Write out every entry precisely as given, leaving the pictures out.

........

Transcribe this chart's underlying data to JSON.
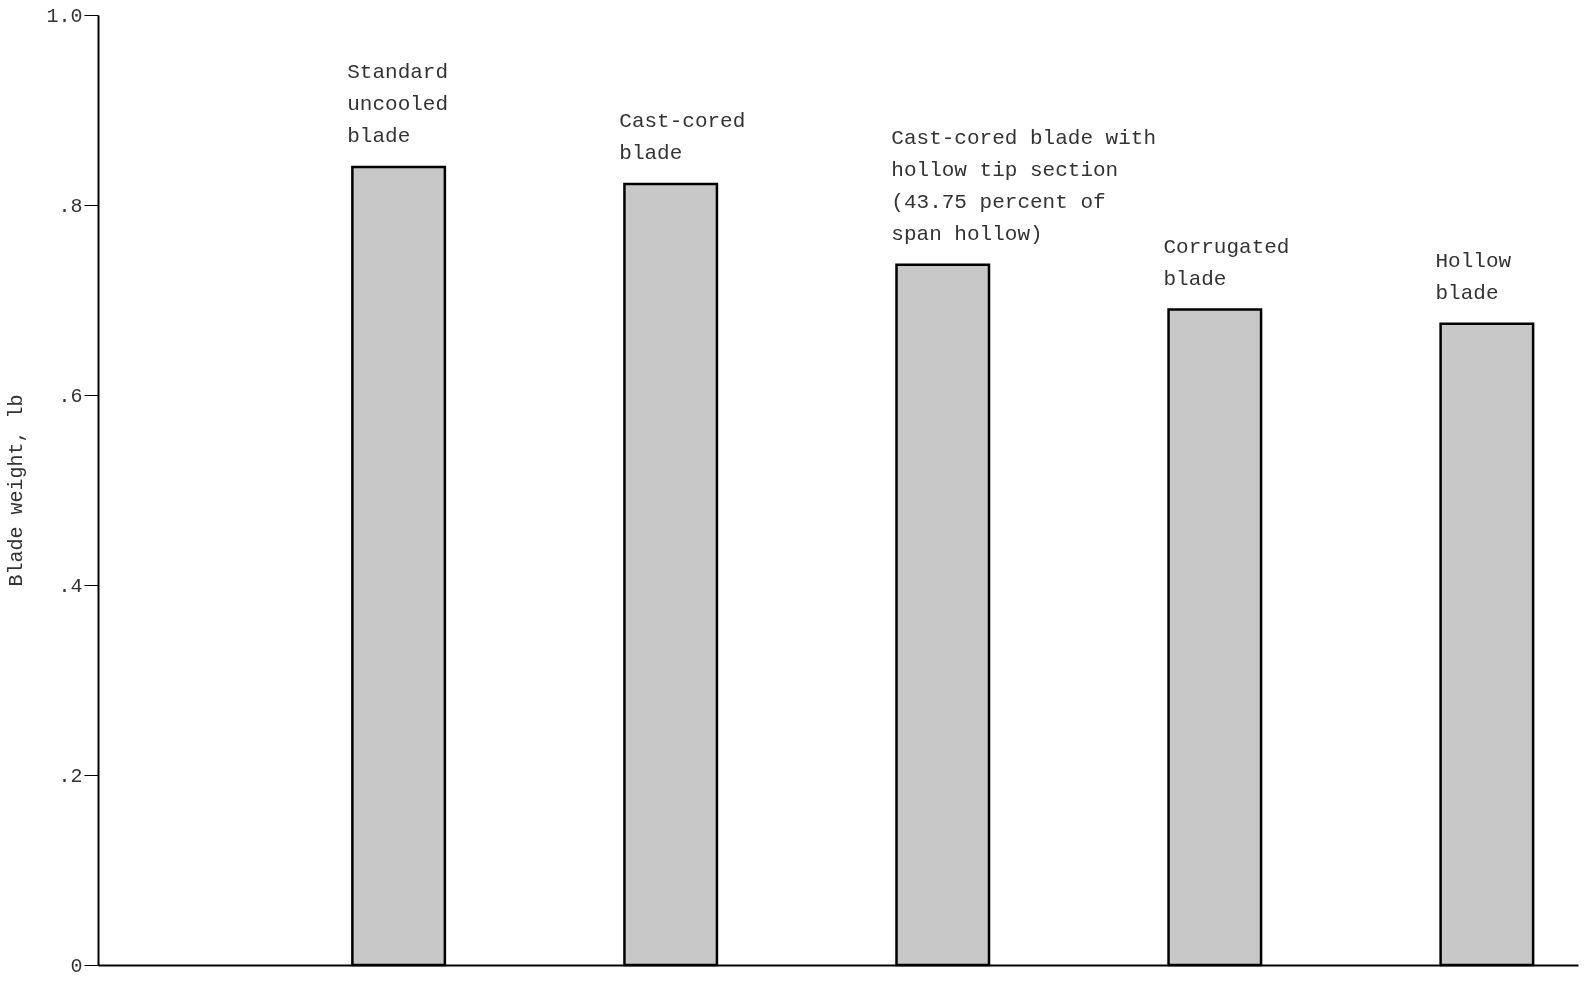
{
  "chart_data": {
    "type": "bar",
    "ylabel": "Blade weight, lb",
    "categories": [
      "Standard uncooled blade",
      "Cast-cored blade",
      "Cast-cored blade with hollow tip section (43.75 percent of span hollow)",
      "Corrugated blade",
      "Hollow blade"
    ],
    "values": [
      0.84,
      0.822,
      0.737,
      0.69,
      0.675
    ],
    "color": "#c8c8c8",
    "ylim": [
      0,
      1.0
    ],
    "yticks": [
      0,
      {
        "value": 0.2,
        "label": ".2"
      },
      {
        "value": 0.4,
        "label": ".4"
      },
      {
        "value": 0.6,
        "label": ".6"
      },
      {
        "value": 0.8,
        "label": ".8"
      },
      {
        "value": 1.0,
        "label": "1.0"
      }
    ],
    "grid": false,
    "tick_labels": "y"
  }
}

........

__Answer to the task__.
Transcribe this chart's underlying data to JSON.
{
  "chart_data": {
    "type": "bar",
    "ylabel": "Blade weight, lb",
    "categories": [
      "Standard uncooled blade",
      "Cast-cored blade",
      "Cast-cored blade with hollow tip section (43.75 percent of span hollow)",
      "Corrugated blade",
      "Hollow blade"
    ],
    "values": [
      0.84,
      0.822,
      0.737,
      0.69,
      0.675
    ],
    "color": "#c8c8c8",
    "ylim": [
      0,
      1.0
    ],
    "yticks": [
      0,
      {
        "value": 0.2,
        "label": ".2"
      },
      {
        "value": 0.4,
        "label": ".4"
      },
      {
        "value": 0.6,
        "label": ".6"
      },
      {
        "value": 0.8,
        "label": ".8"
      },
      {
        "value": 1.0,
        "label": "1.0"
      }
    ],
    "grid": false,
    "tick_labels": "y"
  }
}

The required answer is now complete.